Data shown.
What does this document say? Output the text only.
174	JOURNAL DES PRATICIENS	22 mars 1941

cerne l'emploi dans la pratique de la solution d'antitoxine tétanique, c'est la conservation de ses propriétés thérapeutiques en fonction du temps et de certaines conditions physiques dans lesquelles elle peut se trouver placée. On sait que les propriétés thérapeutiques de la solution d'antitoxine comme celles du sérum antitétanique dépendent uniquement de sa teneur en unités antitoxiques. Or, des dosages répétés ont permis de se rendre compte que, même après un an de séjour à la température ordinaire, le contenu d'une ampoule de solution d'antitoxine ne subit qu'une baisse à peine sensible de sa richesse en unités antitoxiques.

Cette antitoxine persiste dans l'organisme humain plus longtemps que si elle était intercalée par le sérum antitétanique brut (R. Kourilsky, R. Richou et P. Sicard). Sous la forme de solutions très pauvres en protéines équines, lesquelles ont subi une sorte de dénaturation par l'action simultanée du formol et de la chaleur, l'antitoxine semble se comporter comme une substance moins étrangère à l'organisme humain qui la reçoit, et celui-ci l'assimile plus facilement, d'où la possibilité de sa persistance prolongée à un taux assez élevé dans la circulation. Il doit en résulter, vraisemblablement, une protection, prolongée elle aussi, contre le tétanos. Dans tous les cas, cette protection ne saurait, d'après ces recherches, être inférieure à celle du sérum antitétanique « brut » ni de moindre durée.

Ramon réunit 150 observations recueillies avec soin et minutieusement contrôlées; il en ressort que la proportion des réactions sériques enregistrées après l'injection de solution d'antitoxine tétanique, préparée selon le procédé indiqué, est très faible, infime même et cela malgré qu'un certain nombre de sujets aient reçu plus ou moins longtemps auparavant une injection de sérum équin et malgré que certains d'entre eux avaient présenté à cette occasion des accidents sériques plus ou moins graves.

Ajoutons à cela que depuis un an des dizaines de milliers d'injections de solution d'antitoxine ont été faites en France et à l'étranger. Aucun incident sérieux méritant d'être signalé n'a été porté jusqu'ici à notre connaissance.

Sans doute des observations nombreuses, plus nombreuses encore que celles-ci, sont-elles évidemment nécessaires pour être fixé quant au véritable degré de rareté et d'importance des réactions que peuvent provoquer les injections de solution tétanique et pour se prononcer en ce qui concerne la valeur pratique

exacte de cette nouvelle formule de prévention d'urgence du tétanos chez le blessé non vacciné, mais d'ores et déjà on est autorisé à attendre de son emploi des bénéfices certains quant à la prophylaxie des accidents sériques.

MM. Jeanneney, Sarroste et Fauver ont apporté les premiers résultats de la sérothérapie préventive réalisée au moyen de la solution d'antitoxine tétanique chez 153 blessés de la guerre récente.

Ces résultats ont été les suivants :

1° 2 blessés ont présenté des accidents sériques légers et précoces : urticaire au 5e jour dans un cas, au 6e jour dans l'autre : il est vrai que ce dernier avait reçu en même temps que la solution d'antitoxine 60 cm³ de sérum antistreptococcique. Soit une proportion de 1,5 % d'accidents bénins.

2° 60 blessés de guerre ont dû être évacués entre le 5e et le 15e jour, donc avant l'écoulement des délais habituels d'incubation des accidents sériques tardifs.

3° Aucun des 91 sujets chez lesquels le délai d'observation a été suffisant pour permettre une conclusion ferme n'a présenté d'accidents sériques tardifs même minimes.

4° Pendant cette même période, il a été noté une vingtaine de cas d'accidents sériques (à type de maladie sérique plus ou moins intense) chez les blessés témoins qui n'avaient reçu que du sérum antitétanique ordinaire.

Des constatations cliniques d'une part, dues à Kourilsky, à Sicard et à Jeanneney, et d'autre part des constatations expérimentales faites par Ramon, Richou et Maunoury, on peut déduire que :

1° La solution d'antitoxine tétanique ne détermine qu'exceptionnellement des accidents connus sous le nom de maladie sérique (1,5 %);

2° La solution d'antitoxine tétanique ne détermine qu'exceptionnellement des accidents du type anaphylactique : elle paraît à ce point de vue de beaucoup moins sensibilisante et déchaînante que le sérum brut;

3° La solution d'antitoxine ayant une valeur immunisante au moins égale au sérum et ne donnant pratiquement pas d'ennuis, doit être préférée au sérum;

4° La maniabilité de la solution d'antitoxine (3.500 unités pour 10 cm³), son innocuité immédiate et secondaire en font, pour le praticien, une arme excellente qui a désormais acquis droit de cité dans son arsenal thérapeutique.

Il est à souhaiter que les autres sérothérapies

What needs to be done. Each line in the material above must be retyped without alteration.

Answer area.
What does this document say? Output the text only.
174	JOURNAL DES PRATICIENS	22 mars 1941

cerne l'emploi dans la pratique de la solution d'antitoxine tétanique, c'est la conservation de ses propriétés thérapeutiques en fonction du temps et de certaines conditions physiques dans lesquelles elle peut se trouver placée. On sait que les propriétés thérapeutiques de la solution d'antitoxine comme celles du sérum antitétanique dépendent uniquement de sa teneur en unités antitoxiques. Or, des dosages répétés ont permis de se rendre compte que, même après un an de séjour à la température ordinaire, le contenu d'une ampoule de solution d'antitoxine ne subit qu'une baisse à peine sensible de sa richesse en unités antitoxiques.

Cette antitoxine persiste dans l'organisme humain plus longtemps que si elle était intercalée par le sérum antitétanique brut (R. Kourilsky, R. Richou et P. Sicard). Sous la forme de solutions très pauvres en protéines équines, lesquelles ont subi une sorte de dénaturation par l'action simultanée du formol et de la chaleur, l'antitoxine semble se comporter comme une substance moins étrangère à l'organisme humain qui la reçoit, et celui-ci l'assimile plus facilement, d'où la possibilité de sa persistance prolongée à un taux assez élevé dans la circulation. Il doit en résulter, vraisemblablement, une protection, prolongée elle aussi, contre le tétanos. Dans tous les cas, cette protection ne saurait, d'après ces recherches, être inférieure à celle du sérum antitétanique « brut » ni de moindre durée.

Ramon réunit 150 observations recueillies avec soin et minutieusement contrôlées; il en ressort que la proportion des réactions sériques enregistrées après l'injection de solution d'antitoxine tétanique, préparée selon le procédé indiqué, est très faible, infime même et cela malgré qu'un certain nombre de sujets aient reçu plus ou moins longtemps auparavant une injection de sérum équin et malgré que certains d'entre eux avaient présenté à cette occasion des accidents sériques plus ou moins graves.

Ajoutons à cela que depuis un an des dizaines de milliers d'injections de solution d'antitoxine ont été faites en France et à l'étranger. Aucun incident sérieux méritant d'être signalé n'a été porté jusqu'ici à notre connaissance.

Sans doute des observations nombreuses, plus nombreuses encore que celles-ci, sont-elles évidemment nécessaires pour être fixé quant au véritable degré de rareté et d'importance des réactions que peuvent provoquer les injections de solution tétanique et pour se prononcer en ce qui concerne la valeur pratique

exacte de cette nouvelle formule de prévention d'urgence du tétanos chez le blessé non vacciné, mais d'ores et déjà on est autorisé à attendre de son emploi des bénéfices certains quant à la prophylaxie des accidents sériques.

MM. Jeanneney, Sarroste et Fauver ont apporté les premiers résultats de la sérothérapie préventive réalisée au moyen de la solution d'antitoxine tétanique chez 153 blessés de la guerre récente.

Ces résultats ont été les suivants :

1° 2 blessés ont présenté des accidents sériques légers et précoces : urticaire au 5e jour dans un cas, au 6e jour dans l'autre : il est vrai que ce dernier avait reçu en même temps que la solution d'antitoxine 60 cm³ de sérum antistreptococcique. Soit une proportion de 1,5 % d'accidents bénins.

2° 60 blessés de guerre ont dû être évacués entre le 5e et le 15e jour, donc avant l'écoulement des délais habituels d'incubation des accidents sériques tardifs.

3° Aucun des 91 sujets chez lesquels le délai d'observation a été suffisant pour permettre une conclusion ferme n'a présenté d'accidents sériques tardifs même minimes.

4° Pendant cette même période, il a été noté une vingtaine de cas d'accidents sériques (à type de maladie sérique plus ou moins intense) chez les blessés témoins qui n'avaient reçu que du sérum antitétanique ordinaire.

Des constatations cliniques d'une part, dues à Kourilsky, à Sicard et à Jeanneney, et d'autre part des constatations expérimentales faites par Ramon, Richou et Maunoury, on peut déduire que :

1° La solution d'antitoxine tétanique ne détermine qu'exceptionnellement des accidents connus sous le nom de maladie sérique (1,5 %);

2° La solution d'antitoxine tétanique ne détermine qu'exceptionnellement des accidents du type anaphylactique : elle paraît à ce point de vue de beaucoup moins sensibilisante et déchaînante que le sérum brut;

3° La solution d'antitoxine ayant une valeur immunisante au moins égale au sérum et ne donnant pratiquement pas d'ennuis, doit être préférée au sérum;

4° La maniabilité de la solution d'antitoxine (3.500 unités pour 10 cm³), son innocuité immédiate et secondaire en font, pour le praticien, une arme excellente qui a désormais acquis droit de cité dans son arsenal thérapeutique.

Il est à souhaiter que les autres sérothérapies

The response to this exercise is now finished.